DIRECTIONS:
In the listing that follows, how many lines contain the string "hand"? Provide only the number.

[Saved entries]
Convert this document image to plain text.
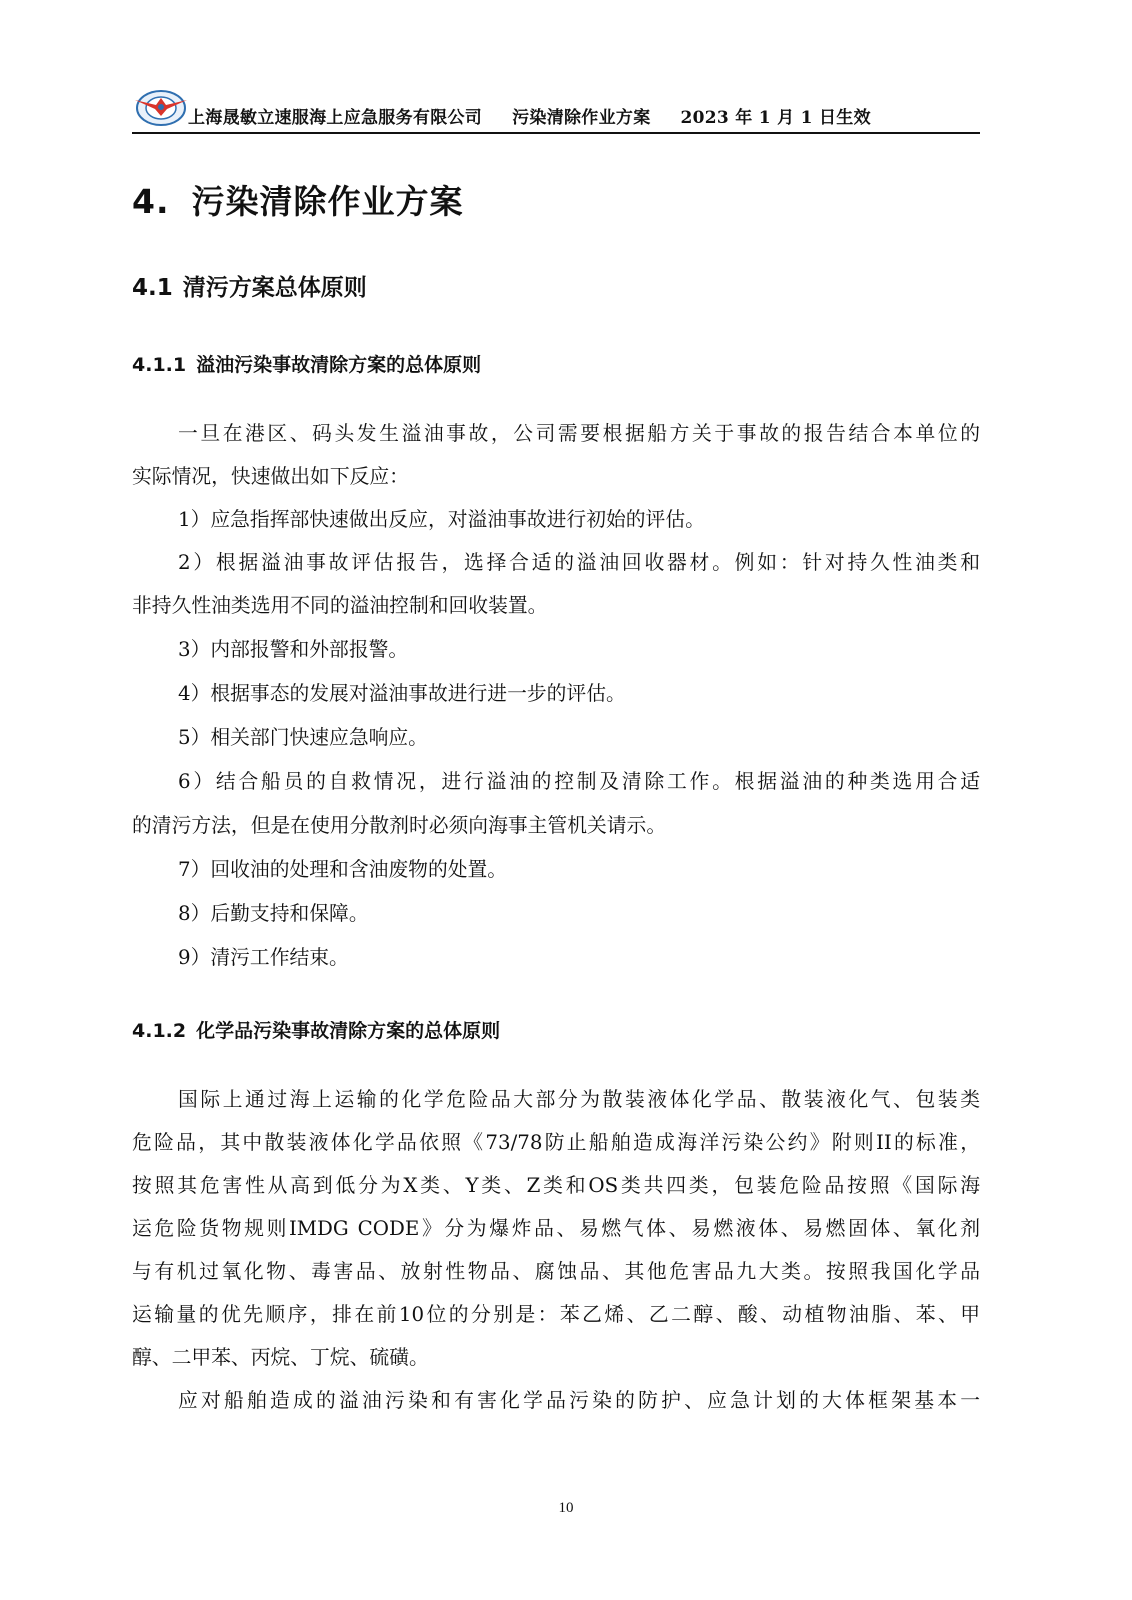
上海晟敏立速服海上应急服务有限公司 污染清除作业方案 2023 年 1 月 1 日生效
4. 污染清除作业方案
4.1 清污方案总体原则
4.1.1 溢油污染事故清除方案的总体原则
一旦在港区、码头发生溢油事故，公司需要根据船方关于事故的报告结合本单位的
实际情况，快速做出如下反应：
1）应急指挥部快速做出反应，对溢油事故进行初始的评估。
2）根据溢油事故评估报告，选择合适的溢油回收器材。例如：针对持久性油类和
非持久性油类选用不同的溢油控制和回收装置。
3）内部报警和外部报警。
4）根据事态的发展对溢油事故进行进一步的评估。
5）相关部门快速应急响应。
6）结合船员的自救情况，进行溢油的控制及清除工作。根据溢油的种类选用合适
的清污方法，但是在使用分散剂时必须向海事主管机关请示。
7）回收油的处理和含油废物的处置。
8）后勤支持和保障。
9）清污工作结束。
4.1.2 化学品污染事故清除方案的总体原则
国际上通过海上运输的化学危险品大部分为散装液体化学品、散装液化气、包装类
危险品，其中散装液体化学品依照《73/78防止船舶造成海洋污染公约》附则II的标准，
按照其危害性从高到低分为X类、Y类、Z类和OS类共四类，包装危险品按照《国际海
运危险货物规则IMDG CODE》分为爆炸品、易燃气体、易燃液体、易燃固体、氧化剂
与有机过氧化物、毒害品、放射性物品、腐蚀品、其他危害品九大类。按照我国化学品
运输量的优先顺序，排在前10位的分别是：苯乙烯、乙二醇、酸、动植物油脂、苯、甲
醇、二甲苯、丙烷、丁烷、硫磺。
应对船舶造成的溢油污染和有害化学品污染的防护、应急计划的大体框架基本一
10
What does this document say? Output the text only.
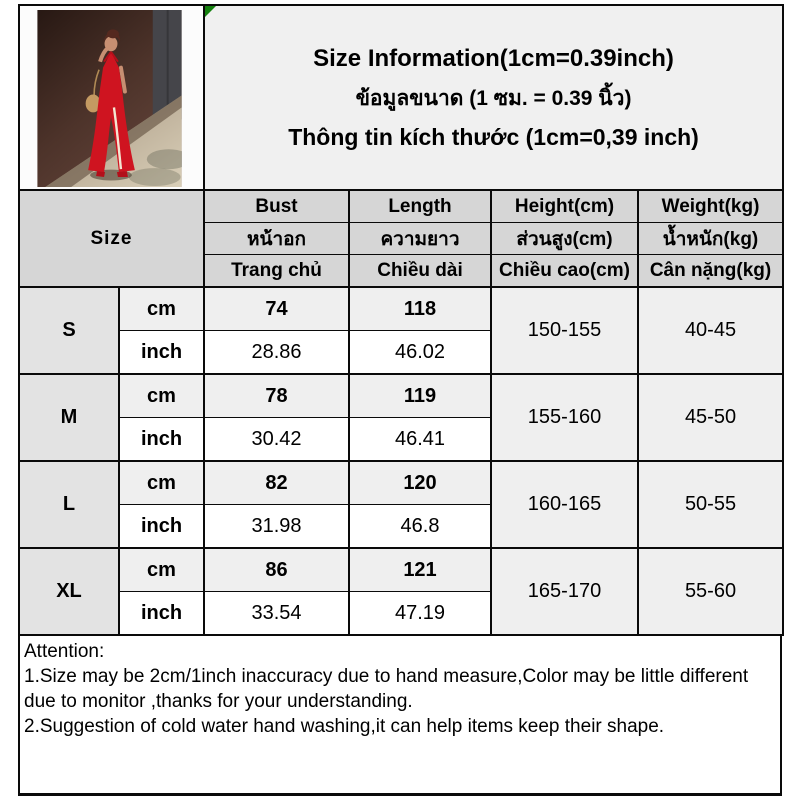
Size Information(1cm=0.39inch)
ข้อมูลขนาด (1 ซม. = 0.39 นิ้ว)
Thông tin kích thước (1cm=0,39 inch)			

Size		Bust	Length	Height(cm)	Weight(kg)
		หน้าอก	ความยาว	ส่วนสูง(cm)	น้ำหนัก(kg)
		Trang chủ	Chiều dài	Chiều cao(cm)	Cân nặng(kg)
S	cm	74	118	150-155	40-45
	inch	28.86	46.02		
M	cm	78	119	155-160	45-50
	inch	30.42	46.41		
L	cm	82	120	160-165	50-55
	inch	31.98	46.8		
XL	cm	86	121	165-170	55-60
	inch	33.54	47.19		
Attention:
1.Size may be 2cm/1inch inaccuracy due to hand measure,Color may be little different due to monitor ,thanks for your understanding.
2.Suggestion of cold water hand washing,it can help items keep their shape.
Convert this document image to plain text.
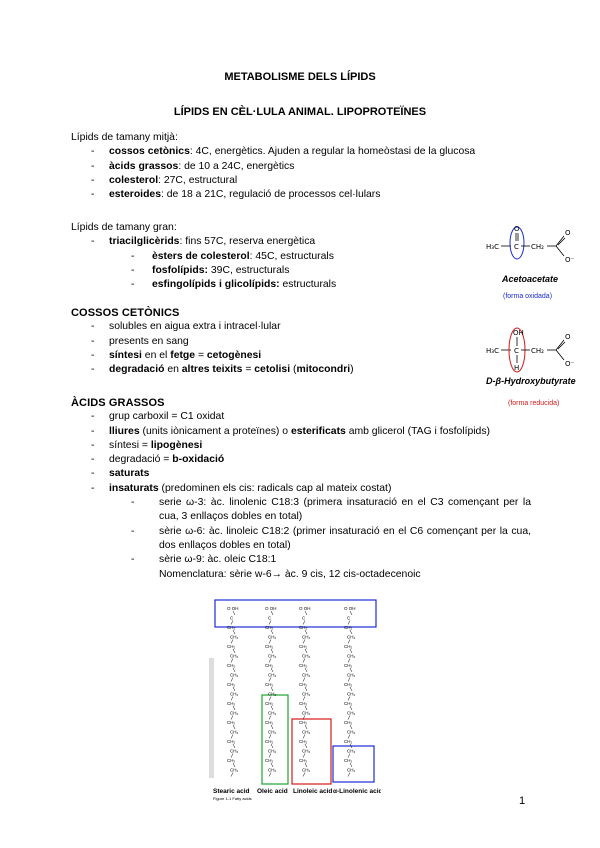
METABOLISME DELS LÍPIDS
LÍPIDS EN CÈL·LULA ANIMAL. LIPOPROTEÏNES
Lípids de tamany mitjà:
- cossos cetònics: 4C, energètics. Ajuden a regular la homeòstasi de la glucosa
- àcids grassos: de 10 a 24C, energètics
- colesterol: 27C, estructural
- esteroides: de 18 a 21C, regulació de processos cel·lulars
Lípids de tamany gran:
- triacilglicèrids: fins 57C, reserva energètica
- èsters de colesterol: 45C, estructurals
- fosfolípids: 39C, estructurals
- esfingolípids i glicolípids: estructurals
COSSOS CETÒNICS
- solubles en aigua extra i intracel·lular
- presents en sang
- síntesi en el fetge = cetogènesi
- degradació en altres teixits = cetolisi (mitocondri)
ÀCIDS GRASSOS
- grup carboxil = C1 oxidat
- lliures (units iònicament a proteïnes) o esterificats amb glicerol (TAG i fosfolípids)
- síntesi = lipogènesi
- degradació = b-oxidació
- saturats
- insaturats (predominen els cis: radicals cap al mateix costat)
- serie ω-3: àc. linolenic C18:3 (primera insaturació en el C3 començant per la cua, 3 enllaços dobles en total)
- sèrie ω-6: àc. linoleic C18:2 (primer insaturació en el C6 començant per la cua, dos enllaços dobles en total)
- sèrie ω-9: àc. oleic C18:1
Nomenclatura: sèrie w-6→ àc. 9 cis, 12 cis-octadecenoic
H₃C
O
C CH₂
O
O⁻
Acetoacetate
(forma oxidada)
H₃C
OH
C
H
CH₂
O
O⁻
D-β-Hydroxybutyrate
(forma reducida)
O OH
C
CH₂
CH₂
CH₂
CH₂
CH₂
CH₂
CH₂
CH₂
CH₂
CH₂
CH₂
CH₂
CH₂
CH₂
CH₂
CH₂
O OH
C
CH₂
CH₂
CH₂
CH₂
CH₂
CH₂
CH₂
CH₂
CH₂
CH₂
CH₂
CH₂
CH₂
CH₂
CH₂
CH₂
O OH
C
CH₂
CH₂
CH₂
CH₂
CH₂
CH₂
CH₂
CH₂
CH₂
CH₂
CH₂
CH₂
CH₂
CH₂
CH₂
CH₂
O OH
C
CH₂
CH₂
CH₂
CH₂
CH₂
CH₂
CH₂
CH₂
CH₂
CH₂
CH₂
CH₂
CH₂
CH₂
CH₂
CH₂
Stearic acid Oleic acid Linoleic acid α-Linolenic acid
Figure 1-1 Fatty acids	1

SOLUTION:
2